EXERCISE OBJECTIVE -
Pick out the lines below that contain the string "data" and copy them all.

EXERCISE MATERIAL -
++++++++++++++++++++

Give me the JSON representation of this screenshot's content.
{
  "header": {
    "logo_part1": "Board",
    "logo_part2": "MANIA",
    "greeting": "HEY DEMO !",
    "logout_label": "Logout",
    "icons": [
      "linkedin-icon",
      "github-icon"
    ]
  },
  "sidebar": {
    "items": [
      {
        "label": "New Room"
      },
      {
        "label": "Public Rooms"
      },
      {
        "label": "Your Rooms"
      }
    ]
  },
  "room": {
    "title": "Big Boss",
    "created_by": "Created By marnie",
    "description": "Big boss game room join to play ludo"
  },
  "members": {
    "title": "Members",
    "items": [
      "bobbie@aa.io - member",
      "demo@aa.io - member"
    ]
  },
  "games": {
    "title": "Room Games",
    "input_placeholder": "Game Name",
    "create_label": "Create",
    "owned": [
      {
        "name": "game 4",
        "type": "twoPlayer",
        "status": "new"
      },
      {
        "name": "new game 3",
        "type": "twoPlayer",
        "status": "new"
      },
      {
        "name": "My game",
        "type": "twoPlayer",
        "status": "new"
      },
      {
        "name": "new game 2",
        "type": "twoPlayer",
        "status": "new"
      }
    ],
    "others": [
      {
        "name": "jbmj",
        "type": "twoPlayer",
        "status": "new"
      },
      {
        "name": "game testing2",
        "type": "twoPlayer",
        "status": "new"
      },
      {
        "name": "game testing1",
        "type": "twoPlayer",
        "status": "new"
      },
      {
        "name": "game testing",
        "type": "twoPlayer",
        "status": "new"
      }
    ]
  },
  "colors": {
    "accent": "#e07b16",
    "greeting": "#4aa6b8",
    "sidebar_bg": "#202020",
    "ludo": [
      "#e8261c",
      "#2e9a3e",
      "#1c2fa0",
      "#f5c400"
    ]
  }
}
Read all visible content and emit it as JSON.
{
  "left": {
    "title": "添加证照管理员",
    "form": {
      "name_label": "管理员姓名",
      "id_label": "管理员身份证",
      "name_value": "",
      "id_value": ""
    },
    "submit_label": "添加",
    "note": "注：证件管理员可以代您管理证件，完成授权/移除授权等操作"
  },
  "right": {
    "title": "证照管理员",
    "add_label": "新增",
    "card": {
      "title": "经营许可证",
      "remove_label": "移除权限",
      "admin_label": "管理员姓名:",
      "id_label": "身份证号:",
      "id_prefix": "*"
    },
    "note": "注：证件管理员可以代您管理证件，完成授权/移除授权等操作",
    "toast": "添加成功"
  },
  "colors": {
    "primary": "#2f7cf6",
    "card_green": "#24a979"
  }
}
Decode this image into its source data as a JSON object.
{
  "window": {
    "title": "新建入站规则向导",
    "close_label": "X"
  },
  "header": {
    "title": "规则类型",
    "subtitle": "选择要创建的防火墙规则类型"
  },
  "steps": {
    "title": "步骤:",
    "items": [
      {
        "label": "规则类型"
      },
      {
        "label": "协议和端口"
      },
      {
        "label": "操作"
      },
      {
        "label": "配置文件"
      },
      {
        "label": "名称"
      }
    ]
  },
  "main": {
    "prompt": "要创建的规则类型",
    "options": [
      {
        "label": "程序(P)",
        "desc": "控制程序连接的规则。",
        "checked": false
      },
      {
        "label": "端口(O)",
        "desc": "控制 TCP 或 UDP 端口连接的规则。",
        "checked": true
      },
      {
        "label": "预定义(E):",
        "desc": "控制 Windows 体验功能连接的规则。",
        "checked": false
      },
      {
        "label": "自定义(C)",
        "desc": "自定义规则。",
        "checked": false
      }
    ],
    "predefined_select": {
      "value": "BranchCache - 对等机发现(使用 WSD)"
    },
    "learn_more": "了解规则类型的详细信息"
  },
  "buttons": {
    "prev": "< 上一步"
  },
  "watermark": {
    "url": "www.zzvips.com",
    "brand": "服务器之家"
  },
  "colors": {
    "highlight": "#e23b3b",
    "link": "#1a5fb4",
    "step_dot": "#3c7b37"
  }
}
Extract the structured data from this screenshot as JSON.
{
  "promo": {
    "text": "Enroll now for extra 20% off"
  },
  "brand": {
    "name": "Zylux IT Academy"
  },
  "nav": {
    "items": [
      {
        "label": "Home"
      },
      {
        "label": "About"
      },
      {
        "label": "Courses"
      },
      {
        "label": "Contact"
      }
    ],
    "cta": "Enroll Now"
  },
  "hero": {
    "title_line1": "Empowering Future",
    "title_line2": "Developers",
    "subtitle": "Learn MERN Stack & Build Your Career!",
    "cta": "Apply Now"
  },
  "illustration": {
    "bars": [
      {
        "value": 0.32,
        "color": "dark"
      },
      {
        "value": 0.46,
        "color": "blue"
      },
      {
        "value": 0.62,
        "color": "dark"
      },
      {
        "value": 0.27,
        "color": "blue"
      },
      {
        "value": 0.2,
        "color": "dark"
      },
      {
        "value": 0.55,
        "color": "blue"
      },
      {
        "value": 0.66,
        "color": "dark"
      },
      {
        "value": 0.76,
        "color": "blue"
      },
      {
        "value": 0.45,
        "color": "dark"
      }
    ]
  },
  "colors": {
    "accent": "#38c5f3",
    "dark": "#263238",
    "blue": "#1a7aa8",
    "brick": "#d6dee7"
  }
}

++++++++++++++++++++

RESULT -
Decode this image into its source data as a JSON object.
Extract the structured data from this screenshot as JSON.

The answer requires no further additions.